[REQUEST]:
Leave out the pictures and repeat the data exactly.

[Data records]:
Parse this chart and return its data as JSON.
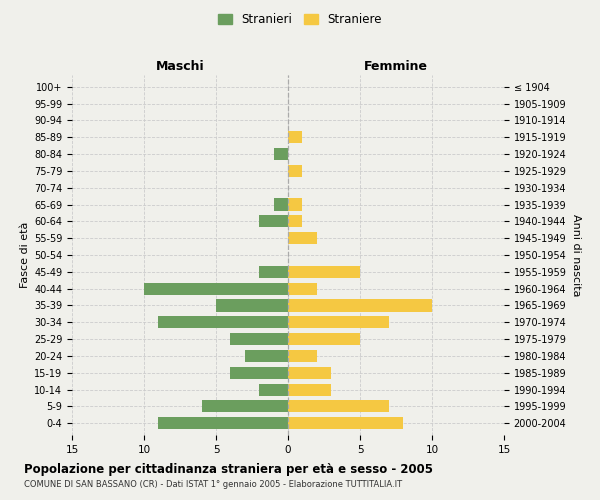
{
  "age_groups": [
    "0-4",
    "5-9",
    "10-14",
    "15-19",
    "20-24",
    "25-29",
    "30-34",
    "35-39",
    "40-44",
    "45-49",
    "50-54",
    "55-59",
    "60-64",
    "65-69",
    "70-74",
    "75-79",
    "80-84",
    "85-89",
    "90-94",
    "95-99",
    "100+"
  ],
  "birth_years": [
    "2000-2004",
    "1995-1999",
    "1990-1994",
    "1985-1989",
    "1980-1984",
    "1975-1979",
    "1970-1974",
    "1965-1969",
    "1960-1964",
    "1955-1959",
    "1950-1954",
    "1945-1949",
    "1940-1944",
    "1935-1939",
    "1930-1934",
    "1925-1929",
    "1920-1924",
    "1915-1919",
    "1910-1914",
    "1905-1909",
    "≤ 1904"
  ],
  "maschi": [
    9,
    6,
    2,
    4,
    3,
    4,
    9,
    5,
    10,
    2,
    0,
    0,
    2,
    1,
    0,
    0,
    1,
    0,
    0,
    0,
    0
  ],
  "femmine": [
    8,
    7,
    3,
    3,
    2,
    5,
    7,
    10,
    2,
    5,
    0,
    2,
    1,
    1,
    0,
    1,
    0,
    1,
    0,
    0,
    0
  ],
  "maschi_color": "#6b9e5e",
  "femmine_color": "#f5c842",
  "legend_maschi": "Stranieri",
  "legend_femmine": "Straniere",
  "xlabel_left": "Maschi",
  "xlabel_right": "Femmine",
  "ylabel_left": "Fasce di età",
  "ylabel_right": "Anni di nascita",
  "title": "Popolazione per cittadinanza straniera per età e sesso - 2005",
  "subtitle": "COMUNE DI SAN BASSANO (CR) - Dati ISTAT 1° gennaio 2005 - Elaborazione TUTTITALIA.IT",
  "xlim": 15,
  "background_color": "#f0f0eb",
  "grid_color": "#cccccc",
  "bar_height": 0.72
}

[EXPECTED OUTPUT]:
Parse this chart and return its data as JSON.
{
  "age_groups": [
    "0-4",
    "5-9",
    "10-14",
    "15-19",
    "20-24",
    "25-29",
    "30-34",
    "35-39",
    "40-44",
    "45-49",
    "50-54",
    "55-59",
    "60-64",
    "65-69",
    "70-74",
    "75-79",
    "80-84",
    "85-89",
    "90-94",
    "95-99",
    "100+"
  ],
  "birth_years": [
    "2000-2004",
    "1995-1999",
    "1990-1994",
    "1985-1989",
    "1980-1984",
    "1975-1979",
    "1970-1974",
    "1965-1969",
    "1960-1964",
    "1955-1959",
    "1950-1954",
    "1945-1949",
    "1940-1944",
    "1935-1939",
    "1930-1934",
    "1925-1929",
    "1920-1924",
    "1915-1919",
    "1910-1914",
    "1905-1909",
    "≤ 1904"
  ],
  "maschi": [
    9,
    6,
    2,
    4,
    3,
    4,
    9,
    5,
    10,
    2,
    0,
    0,
    2,
    1,
    0,
    0,
    1,
    0,
    0,
    0,
    0
  ],
  "femmine": [
    8,
    7,
    3,
    3,
    2,
    5,
    7,
    10,
    2,
    5,
    0,
    2,
    1,
    1,
    0,
    1,
    0,
    1,
    0,
    0,
    0
  ],
  "maschi_color": "#6b9e5e",
  "femmine_color": "#f5c842",
  "legend_maschi": "Stranieri",
  "legend_femmine": "Straniere",
  "xlabel_left": "Maschi",
  "xlabel_right": "Femmine",
  "ylabel_left": "Fasce di età",
  "ylabel_right": "Anni di nascita",
  "title": "Popolazione per cittadinanza straniera per età e sesso - 2005",
  "subtitle": "COMUNE DI SAN BASSANO (CR) - Dati ISTAT 1° gennaio 2005 - Elaborazione TUTTITALIA.IT",
  "xlim": 15,
  "background_color": "#f0f0eb",
  "grid_color": "#cccccc",
  "bar_height": 0.72
}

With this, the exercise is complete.